#### [TASK MATERIAL]
• • • • • • •

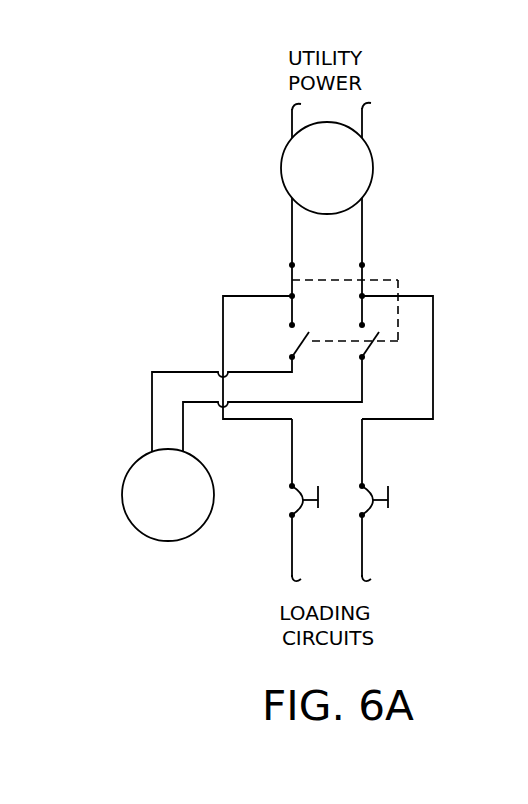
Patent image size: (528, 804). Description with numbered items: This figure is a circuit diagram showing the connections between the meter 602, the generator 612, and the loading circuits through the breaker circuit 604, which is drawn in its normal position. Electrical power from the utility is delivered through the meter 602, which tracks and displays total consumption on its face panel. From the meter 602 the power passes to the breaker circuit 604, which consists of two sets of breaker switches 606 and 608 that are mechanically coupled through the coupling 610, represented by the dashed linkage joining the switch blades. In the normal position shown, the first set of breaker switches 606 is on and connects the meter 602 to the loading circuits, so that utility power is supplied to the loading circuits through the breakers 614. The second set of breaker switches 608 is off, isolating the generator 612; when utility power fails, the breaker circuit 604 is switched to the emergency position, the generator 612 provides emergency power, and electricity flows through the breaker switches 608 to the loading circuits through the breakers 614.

The meter 602 is at (373, 160).
The breaker circuit 604 is at (357, 291).
The first set of breaker switches 606 is at (291, 280).
The second set of breaker switches 608 is at (300, 343).
The coupling 610 is at (402, 288).
The generator 612 is at (126, 475).
The breakers 614 is at (366, 484).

• • • • • • •

Rewrite all of the lines above with "loading circuits" swapped for "load circuits" and everything else left unchanged. Omit the pictures from your answer.

#### [FINISHED EXERCISE]
Patent image size: (528, 804). Description with numbered items: This figure is a circuit diagram showing the connections between the meter 602, the generator 612, and the load circuits through the breaker circuit 604, which is drawn in its normal position. Electrical power from the utility is delivered through the meter 602, which tracks and displays total consumption on its face panel. From the meter 602 the power passes to the breaker circuit 604, which consists of two sets of breaker switches 606 and 608 that are mechanically coupled through the coupling 610, represented by the dashed linkage joining the switch blades. In the normal position shown, the first set of breaker switches 606 is on and connects the meter 602 to the load circuits, so that utility power is supplied to the load circuits through the breakers 614. The second set of breaker switches 608 is off, isolating the generator 612; when utility power fails, the breaker circuit 604 is switched to the emergency position, the generator 612 provides emergency power, and electricity flows through the breaker switches 608 to the load circuits through the breakers 614.

The meter 602 is at (373, 160).
The breaker circuit 604 is at (357, 291).
The first set of breaker switches 606 is at (291, 280).
The second set of breaker switches 608 is at (300, 343).
The coupling 610 is at (402, 288).
The generator 612 is at (126, 475).
The breakers 614 is at (366, 484).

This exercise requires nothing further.